▶ **Set problem**
Please repeat all of the listing exactly.

▶ **Extracted information**
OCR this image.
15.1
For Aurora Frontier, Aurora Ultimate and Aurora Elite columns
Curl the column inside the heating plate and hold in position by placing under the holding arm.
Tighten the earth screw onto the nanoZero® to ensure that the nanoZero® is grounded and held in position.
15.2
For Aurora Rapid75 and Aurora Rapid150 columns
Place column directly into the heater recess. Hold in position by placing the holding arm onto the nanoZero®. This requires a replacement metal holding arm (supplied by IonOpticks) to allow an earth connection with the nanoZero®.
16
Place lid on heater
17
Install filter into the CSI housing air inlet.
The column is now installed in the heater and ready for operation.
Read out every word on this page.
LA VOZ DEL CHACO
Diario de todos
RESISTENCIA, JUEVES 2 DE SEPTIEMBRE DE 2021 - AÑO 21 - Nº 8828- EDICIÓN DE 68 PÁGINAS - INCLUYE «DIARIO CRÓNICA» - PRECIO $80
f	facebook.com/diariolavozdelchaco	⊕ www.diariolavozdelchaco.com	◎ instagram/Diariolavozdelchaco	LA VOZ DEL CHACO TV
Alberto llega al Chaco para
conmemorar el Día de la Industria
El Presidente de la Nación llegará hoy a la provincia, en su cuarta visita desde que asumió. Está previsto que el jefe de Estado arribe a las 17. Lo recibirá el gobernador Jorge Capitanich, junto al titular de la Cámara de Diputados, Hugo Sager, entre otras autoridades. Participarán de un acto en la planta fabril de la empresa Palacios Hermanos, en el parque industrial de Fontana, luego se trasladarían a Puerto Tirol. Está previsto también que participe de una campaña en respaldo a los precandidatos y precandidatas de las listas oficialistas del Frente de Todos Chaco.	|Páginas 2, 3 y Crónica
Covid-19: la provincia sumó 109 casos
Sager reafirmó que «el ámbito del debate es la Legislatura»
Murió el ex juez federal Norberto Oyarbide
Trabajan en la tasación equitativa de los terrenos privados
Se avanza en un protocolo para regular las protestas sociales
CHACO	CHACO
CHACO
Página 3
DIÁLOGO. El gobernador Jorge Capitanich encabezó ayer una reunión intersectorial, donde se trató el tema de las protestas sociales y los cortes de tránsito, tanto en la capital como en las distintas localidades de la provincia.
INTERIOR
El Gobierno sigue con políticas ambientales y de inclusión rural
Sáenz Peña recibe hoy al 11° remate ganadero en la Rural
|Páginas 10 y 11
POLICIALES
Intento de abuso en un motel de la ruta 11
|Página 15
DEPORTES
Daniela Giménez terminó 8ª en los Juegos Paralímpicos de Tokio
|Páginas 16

▶ **Written answer**
OCR this image.
15.1
For Aurora Frontier, Aurora Ultimate and Aurora Elite columns
Curl the column inside the heating plate and hold in position by placing under the holding arm.
Tighten the earth screw onto the nanoZero® to ensure that the nanoZero® is grounded and held in position.
15.2
For Aurora Rapid75 and Aurora Rapid150 columns
Place column directly into the heater recess. Hold in position by placing the holding arm onto the nanoZero®. This requires a replacement metal holding arm (supplied by IonOpticks) to allow an earth connection with the nanoZero®.
16
Place lid on heater
17
Install filter into the CSI housing air inlet.
The column is now installed in the heater and ready for operation.
Read out every word on this page.
LA VOZ DEL CHACO
Diario de todos
RESISTENCIA, JUEVES 2 DE SEPTIEMBRE DE 2021 - AÑO 21 - Nº 8828- EDICIÓN DE 68 PÁGINAS - INCLUYE «DIARIO CRÓNICA» - PRECIO $80
f	facebook.com/diariolavozdelchaco	⊕ www.diariolavozdelchaco.com	◎ instagram/Diariolavozdelchaco	LA VOZ DEL CHACO TV
Alberto llega al Chaco para
conmemorar el Día de la Industria
El Presidente de la Nación llegará hoy a la provincia, en su cuarta visita desde que asumió. Está previsto que el jefe de Estado arribe a las 17. Lo recibirá el gobernador Jorge Capitanich, junto al titular de la Cámara de Diputados, Hugo Sager, entre otras autoridades. Participarán de un acto en la planta fabril de la empresa Palacios Hermanos, en el parque industrial de Fontana, luego se trasladarían a Puerto Tirol. Está previsto también que participe de una campaña en respaldo a los precandidatos y precandidatas de las listas oficialistas del Frente de Todos Chaco.	|Páginas 2, 3 y Crónica
Covid-19: la provincia sumó 109 casos
Sager reafirmó que «el ámbito del debate es la Legislatura»
Murió el ex juez federal Norberto Oyarbide
Trabajan en la tasación equitativa de los terrenos privados
Se avanza en un protocolo para regular las protestas sociales
CHACO	CHACO
CHACO
Página 3
DIÁLOGO. El gobernador Jorge Capitanich encabezó ayer una reunión intersectorial, donde se trató el tema de las protestas sociales y los cortes de tránsito, tanto en la capital como en las distintas localidades de la provincia.
INTERIOR
El Gobierno sigue con políticas ambientales y de inclusión rural
Sáenz Peña recibe hoy al 11° remate ganadero en la Rural
|Páginas 10 y 11
POLICIALES
Intento de abuso en un motel de la ruta 11
|Página 15
DEPORTES
Daniela Giménez terminó 8ª en los Juegos Paralímpicos de Tokio
|Páginas 16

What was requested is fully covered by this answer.